• Stated exercise: Show every line where "year" occurs.

Entries with figure data:

**********

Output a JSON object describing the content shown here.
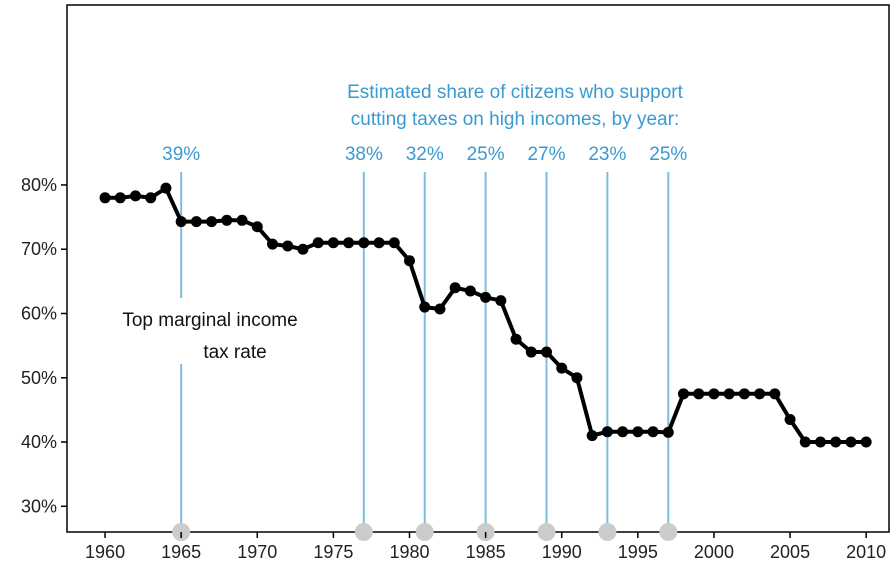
{
  "colors": {
    "line": "#000000",
    "annotation": "#3a9ad0",
    "marker": "#cccccc",
    "frame": "#000000"
  },
  "chart_data": {
    "type": "line",
    "title": "",
    "xlabel": "",
    "ylabel": "",
    "xlim": [
      1957.5,
      2011.5
    ],
    "ylim": [
      26,
      108
    ],
    "x_ticks": [
      1960,
      1965,
      1970,
      1975,
      1980,
      1985,
      1990,
      1995,
      2000,
      2005,
      2010
    ],
    "x_tick_labels": [
      "1960",
      "1965",
      "1970",
      "1975",
      "1980",
      "1985",
      "1990",
      "1995",
      "2000",
      "2005",
      "2010"
    ],
    "y_ticks": [
      30,
      40,
      50,
      60,
      70,
      80
    ],
    "y_tick_labels": [
      "30%",
      "40%",
      "50%",
      "60%",
      "70%",
      "80%"
    ],
    "grid": false,
    "series": [
      {
        "label_lines": [
          "Top marginal income",
          "tax rate"
        ],
        "x": [
          1960,
          1961,
          1962,
          1963,
          1964,
          1965,
          1966,
          1967,
          1968,
          1969,
          1970,
          1971,
          1972,
          1973,
          1974,
          1975,
          1976,
          1977,
          1978,
          1979,
          1980,
          1981,
          1982,
          1983,
          1984,
          1985,
          1986,
          1987,
          1988,
          1989,
          1990,
          1991,
          1992,
          1993,
          1994,
          1995,
          1996,
          1997,
          1998,
          1999,
          2000,
          2001,
          2002,
          2003,
          2004,
          2005,
          2006,
          2007,
          2008,
          2009,
          2010
        ],
        "values": [
          78,
          78,
          78.3,
          78,
          79.5,
          74.3,
          74.3,
          74.3,
          74.5,
          74.5,
          73.5,
          70.8,
          70.5,
          70,
          71,
          71,
          71,
          71,
          71,
          71,
          68.2,
          61,
          60.7,
          64,
          63.5,
          62.5,
          62,
          56,
          54,
          54,
          51.5,
          50,
          41,
          41.6,
          41.6,
          41.6,
          41.6,
          41.5,
          47.5,
          47.5,
          47.5,
          47.5,
          47.5,
          47.5,
          47.5,
          43.5,
          40,
          40,
          40,
          40,
          40
        ]
      }
    ],
    "annotation": {
      "title_lines": [
        "Estimated share of citizens who support",
        "cutting taxes on high incomes, by year:"
      ],
      "points": [
        {
          "year": 1965,
          "label": "39%"
        },
        {
          "year": 1977,
          "label": "38%"
        },
        {
          "year": 1981,
          "label": "32%"
        },
        {
          "year": 1985,
          "label": "25%"
        },
        {
          "year": 1989,
          "label": "27%"
        },
        {
          "year": 1993,
          "label": "23%"
        },
        {
          "year": 1997,
          "label": "25%"
        }
      ]
    }
  }
}
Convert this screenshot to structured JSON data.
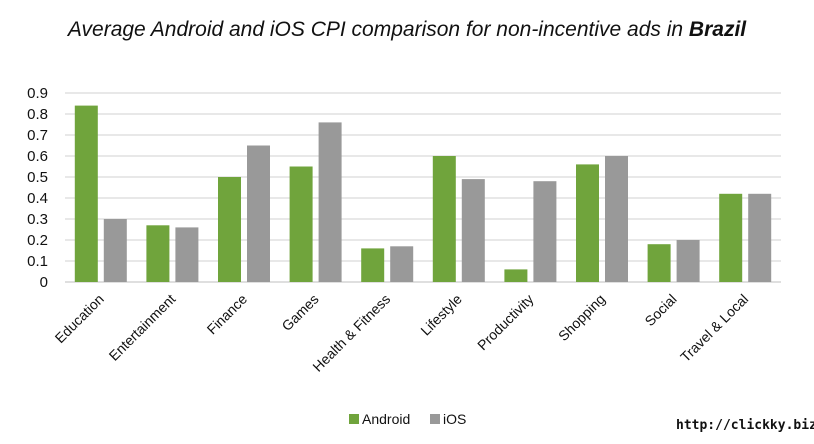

**********

• Task response:
        "cutting taxes on high incomes, by year:"
          "year": 1965,
          "year": 1977,
          "year": 1981,
          "year": 1985,
          "year": 1989,
          "year": 1993,
          "year": 1997,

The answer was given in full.